Stated goal | Arrange the entries as a Markdown table with columns No. and Text, starting with the first line of the entries and going on through the line containing "title-bar: GIMP 2.9.2, red-blue-green-glass.xcf-2.0…". Number each row and omit blank lines.

Raw records |
================

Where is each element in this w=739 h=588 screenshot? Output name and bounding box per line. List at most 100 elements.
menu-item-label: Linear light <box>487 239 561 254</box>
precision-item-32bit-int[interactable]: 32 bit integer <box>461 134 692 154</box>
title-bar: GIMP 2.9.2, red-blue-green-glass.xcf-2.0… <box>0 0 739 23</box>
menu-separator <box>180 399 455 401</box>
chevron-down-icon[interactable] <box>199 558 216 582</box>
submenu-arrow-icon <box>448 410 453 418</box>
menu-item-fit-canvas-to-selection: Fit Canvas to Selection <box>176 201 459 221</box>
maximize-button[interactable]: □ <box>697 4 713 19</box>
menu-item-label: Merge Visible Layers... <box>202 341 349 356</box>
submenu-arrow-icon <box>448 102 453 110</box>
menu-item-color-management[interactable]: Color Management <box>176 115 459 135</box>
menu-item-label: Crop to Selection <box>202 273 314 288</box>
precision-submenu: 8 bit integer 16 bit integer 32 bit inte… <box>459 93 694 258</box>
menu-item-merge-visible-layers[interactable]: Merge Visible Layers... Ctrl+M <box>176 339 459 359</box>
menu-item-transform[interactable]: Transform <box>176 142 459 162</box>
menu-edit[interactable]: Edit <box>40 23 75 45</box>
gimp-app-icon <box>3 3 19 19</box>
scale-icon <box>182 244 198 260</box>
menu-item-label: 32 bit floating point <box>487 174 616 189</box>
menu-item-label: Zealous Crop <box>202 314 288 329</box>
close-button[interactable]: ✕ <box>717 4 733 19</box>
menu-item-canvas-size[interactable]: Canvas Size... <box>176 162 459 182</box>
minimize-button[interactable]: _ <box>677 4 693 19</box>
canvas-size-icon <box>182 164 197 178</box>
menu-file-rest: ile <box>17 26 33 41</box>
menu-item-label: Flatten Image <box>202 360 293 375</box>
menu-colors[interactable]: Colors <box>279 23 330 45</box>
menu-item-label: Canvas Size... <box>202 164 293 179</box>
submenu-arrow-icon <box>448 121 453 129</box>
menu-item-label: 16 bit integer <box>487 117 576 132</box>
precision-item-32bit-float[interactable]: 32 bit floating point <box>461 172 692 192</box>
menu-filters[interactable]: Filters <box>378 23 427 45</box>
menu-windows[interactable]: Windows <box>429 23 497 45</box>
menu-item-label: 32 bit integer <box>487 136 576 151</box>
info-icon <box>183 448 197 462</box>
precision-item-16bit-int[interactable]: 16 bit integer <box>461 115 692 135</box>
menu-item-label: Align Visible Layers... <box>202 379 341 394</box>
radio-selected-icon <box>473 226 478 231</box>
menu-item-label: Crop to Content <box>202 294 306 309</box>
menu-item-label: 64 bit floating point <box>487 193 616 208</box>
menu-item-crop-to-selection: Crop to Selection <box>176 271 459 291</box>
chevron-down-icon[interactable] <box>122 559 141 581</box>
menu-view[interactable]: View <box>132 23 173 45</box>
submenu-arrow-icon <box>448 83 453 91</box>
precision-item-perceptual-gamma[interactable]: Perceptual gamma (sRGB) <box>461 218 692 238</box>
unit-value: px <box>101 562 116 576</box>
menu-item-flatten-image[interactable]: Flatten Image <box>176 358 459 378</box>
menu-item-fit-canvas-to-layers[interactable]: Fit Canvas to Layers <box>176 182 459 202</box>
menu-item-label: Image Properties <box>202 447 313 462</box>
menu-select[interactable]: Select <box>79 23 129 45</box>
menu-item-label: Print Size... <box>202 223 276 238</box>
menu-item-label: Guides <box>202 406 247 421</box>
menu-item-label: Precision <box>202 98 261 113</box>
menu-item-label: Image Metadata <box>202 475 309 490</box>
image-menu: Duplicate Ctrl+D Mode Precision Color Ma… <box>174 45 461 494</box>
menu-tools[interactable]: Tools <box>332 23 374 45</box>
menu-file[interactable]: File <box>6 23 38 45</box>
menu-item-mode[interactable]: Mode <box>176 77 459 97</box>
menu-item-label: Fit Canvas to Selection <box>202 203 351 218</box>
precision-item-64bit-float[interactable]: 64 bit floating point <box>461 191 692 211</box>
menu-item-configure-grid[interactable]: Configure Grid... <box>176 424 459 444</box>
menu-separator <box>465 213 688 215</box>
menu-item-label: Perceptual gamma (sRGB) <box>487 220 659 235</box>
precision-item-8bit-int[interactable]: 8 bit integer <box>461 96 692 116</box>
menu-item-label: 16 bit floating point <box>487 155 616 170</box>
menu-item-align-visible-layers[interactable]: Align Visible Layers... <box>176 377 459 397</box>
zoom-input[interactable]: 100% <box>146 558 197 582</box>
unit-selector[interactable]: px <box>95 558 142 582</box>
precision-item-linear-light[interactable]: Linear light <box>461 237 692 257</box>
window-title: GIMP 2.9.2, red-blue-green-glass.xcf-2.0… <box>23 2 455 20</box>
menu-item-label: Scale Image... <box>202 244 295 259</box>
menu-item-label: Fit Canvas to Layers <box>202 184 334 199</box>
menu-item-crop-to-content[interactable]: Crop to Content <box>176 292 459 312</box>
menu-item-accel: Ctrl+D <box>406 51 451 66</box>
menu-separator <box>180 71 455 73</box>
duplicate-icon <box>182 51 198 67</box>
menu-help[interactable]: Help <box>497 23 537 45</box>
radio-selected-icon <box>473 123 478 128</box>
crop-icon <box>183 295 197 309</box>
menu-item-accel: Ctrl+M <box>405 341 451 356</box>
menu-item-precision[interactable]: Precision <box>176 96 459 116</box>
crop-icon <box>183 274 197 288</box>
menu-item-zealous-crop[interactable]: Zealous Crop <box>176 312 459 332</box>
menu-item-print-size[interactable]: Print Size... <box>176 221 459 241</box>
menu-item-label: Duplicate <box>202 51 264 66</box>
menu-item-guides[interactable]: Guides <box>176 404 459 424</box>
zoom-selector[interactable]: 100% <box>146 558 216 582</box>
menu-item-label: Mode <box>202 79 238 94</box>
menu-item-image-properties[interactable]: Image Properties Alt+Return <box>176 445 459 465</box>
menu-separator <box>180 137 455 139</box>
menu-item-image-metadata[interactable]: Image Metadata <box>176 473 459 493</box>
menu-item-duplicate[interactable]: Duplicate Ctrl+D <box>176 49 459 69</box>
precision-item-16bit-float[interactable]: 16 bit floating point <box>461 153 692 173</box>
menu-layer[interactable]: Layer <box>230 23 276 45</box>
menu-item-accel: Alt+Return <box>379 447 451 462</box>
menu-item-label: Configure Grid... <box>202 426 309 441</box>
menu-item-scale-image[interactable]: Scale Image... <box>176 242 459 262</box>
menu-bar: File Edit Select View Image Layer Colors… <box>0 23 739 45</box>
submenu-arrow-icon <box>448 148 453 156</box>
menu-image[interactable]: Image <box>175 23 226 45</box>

================

Written solution |
| No. | Text |
|---|---|
| 1 | Where is each element in this w=739 h=588 screenshot? Output name and bounding box per line. List at most 100 elements. |
| 2 | menu-item-label: Linear light <box>487 239 561 254</box> |
| 3 | precision-item-32bit-int[interactable]: 32 bit integer <box>461 134 692 154</box> |
| 4 | title-bar: GIMP 2.9.2, red-blue-green-glass.xcf-2.0… <box>0 0 739 23</box> |